Records of labeled boxes:
○ ○ ○ ○

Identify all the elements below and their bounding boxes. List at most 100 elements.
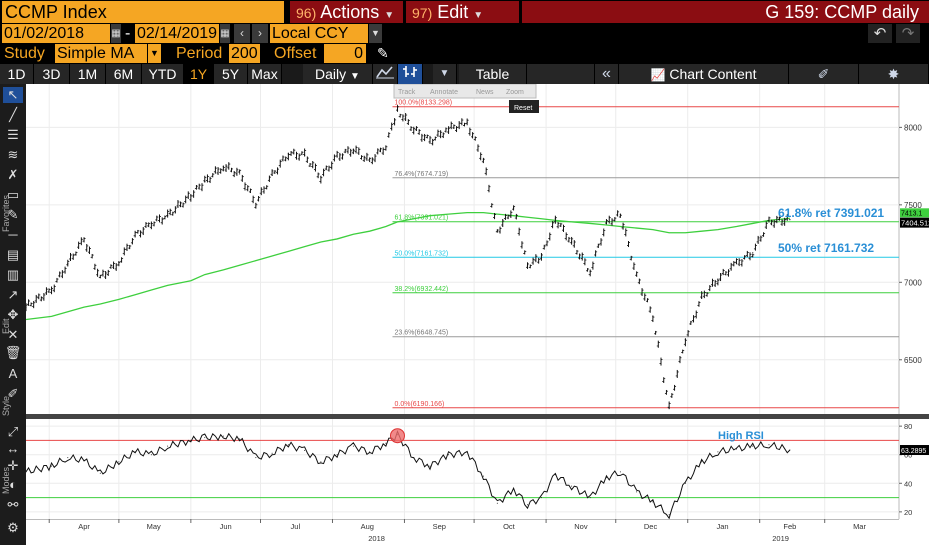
hline-tool-icon[interactable]: ─ bbox=[8, 227, 18, 242]
edit-menu[interactable]: 97) Edit ▼ bbox=[406, 1, 519, 23]
month-tick-label: Apr bbox=[78, 522, 90, 531]
fibonacci-tool-icon[interactable]: ☰ bbox=[7, 127, 19, 142]
range-button-6m[interactable]: 6M bbox=[106, 64, 142, 84]
bars-tool-icon[interactable]: ▤ bbox=[6, 247, 20, 262]
chart-content-icon: 📈 bbox=[650, 68, 666, 82]
currency-field[interactable]: Local CCY bbox=[270, 24, 368, 43]
price-point bbox=[482, 159, 484, 161]
price-point bbox=[222, 165, 224, 167]
mode-icon[interactable]: ◐ bbox=[9, 477, 17, 492]
edit-chart-icon[interactable]: ✐ bbox=[789, 64, 859, 84]
rsi-point bbox=[222, 435, 224, 437]
price-point bbox=[26, 306, 27, 308]
table-button[interactable]: Table bbox=[459, 64, 527, 84]
delete-icon[interactable]: ✕ bbox=[7, 327, 19, 342]
pane-divider[interactable] bbox=[26, 414, 929, 419]
edit-side-label: Edit bbox=[1, 318, 11, 334]
month-tick-label: Mar bbox=[853, 522, 866, 531]
range-button-5y[interactable]: 5Y bbox=[214, 64, 248, 84]
price-plot-area bbox=[26, 84, 899, 414]
graph-title: G 159: CCMP daily bbox=[522, 1, 929, 23]
line-chart-icon[interactable] bbox=[373, 64, 398, 84]
start-date-field[interactable]: 01/02/2018 bbox=[2, 24, 110, 43]
channel-tool-icon[interactable]: ≋ bbox=[7, 147, 19, 162]
rsi-point bbox=[735, 448, 737, 450]
text-tool-icon[interactable]: A bbox=[8, 366, 18, 381]
rsi-point bbox=[239, 438, 241, 440]
news-button[interactable]: News bbox=[476, 89, 494, 96]
chart-content-button[interactable]: 📈 Chart Content bbox=[619, 64, 789, 84]
range-button-3d[interactable]: 3D bbox=[34, 64, 70, 84]
zoom-button[interactable]: Zoom bbox=[506, 89, 524, 96]
settings-icon[interactable]: ⚙ bbox=[7, 520, 19, 535]
move-icon[interactable]: ✥ bbox=[7, 307, 19, 322]
rsi-point bbox=[768, 444, 770, 446]
price-point bbox=[336, 156, 338, 158]
security-field[interactable]: CCMP Index bbox=[2, 1, 284, 23]
drawing-toolbox bbox=[0, 84, 26, 545]
price-point bbox=[134, 235, 136, 237]
rsi-chart[interactable]: 80 60 40 20 63.2895 High RSI bbox=[26, 419, 929, 519]
redo-icon[interactable]: ↷ bbox=[896, 24, 920, 43]
pencil-icon[interactable]: ✎ bbox=[377, 45, 389, 61]
offset-field[interactable]: 0 bbox=[324, 44, 366, 63]
line-tool-icon[interactable]: ╱ bbox=[9, 107, 17, 122]
cursor-icon[interactable]: ↖ bbox=[3, 87, 23, 103]
range-button-ytd[interactable]: YTD bbox=[142, 64, 184, 84]
frequency-dropdown[interactable]: Daily ▼ bbox=[303, 64, 373, 84]
month-tick-label: Feb bbox=[783, 522, 796, 531]
calendar-icon[interactable]: ▦ bbox=[220, 24, 230, 43]
time-axis: Apr May Jun Jul Aug Sep Oct Nov Dec Jan Feb Mar 2018… bbox=[26, 519, 929, 545]
chevron-down-icon[interactable]: ▼ bbox=[369, 24, 382, 43]
rectangle-tool-icon[interactable]: ▭ bbox=[6, 187, 20, 202]
rsi-point bbox=[636, 491, 638, 493]
gear-icon[interactable]: ✸ bbox=[859, 64, 929, 84]
rsi-point bbox=[271, 452, 273, 454]
rsi-point bbox=[320, 461, 322, 463]
reset-button[interactable]: Reset bbox=[514, 105, 532, 112]
zoom-icon[interactable]: ⤢ bbox=[7, 424, 19, 439]
track-button[interactable]: Track bbox=[398, 89, 416, 96]
undo-icon[interactable]: ↶ bbox=[868, 24, 892, 43]
actions-menu[interactable]: 96) Actions ▼ bbox=[290, 1, 403, 23]
rsi-point bbox=[369, 451, 371, 453]
range-button-1d[interactable]: 1D bbox=[0, 64, 34, 84]
price-point bbox=[287, 153, 289, 155]
range-button-1m[interactable]: 1M bbox=[70, 64, 106, 84]
rsi-point bbox=[150, 454, 152, 456]
pan-icon[interactable]: ↔ bbox=[6, 441, 20, 456]
rsi-point bbox=[701, 461, 703, 463]
period-label: Period bbox=[176, 45, 223, 62]
brush-icon[interactable]: ✐ bbox=[7, 386, 19, 401]
period-field[interactable]: 200 bbox=[229, 44, 260, 63]
collapse-icon[interactable]: « bbox=[595, 64, 619, 84]
calendar-icon[interactable]: ▦ bbox=[111, 24, 121, 43]
next-period-button[interactable]: › bbox=[252, 24, 268, 43]
price-point bbox=[768, 221, 770, 223]
study-field[interactable]: Simple MA bbox=[55, 44, 147, 63]
rsi-point bbox=[26, 471, 27, 473]
trash-icon[interactable]: 🗑 bbox=[4, 345, 22, 360]
chevron-down-icon[interactable]: ▼ bbox=[148, 44, 161, 63]
ruler-tool-icon[interactable]: ▥ bbox=[6, 267, 20, 282]
range-button-1y[interactable]: 1Y bbox=[184, 64, 214, 84]
pen-tool-icon[interactable]: ✎ bbox=[7, 207, 19, 222]
price-point bbox=[526, 264, 529, 266]
annotate-button[interactable]: Annotate bbox=[430, 89, 458, 96]
crosshair-icon[interactable]: ✛ bbox=[7, 458, 19, 473]
price-point bbox=[496, 230, 498, 232]
rsi-tick-label: 40 bbox=[904, 479, 912, 488]
chevron-down-icon[interactable]: ▼ bbox=[433, 64, 457, 84]
bar-chart-icon[interactable] bbox=[398, 64, 423, 84]
trend-tool-icon[interactable]: ↗ bbox=[7, 287, 19, 302]
rsi-line bbox=[26, 430, 791, 519]
link-icon[interactable]: ⚯ bbox=[7, 497, 19, 512]
price-chart[interactable]: 100.0%(8133.298) 76.4%(7674.719) 61.8%(739… bbox=[26, 84, 929, 414]
arrow-tool-icon[interactable]: ✗ bbox=[7, 167, 19, 182]
price-point bbox=[204, 181, 206, 183]
prev-period-button[interactable]: ‹ bbox=[234, 24, 250, 43]
price-point bbox=[83, 238, 85, 240]
end-date-field[interactable]: 02/14/2019 bbox=[135, 24, 219, 43]
range-button-max[interactable]: Max bbox=[248, 64, 282, 84]
rsi-point bbox=[99, 472, 101, 474]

○ ○ ○ ○

Objective: Locate each line above that contains the string "zoom", taking letter case into account, and copy every such line in full.

Answer in full:
zoom-button[interactable]: Zoom bbox=[506, 89, 524, 96]
zoom-icon[interactable]: ⤢ bbox=[7, 424, 19, 439]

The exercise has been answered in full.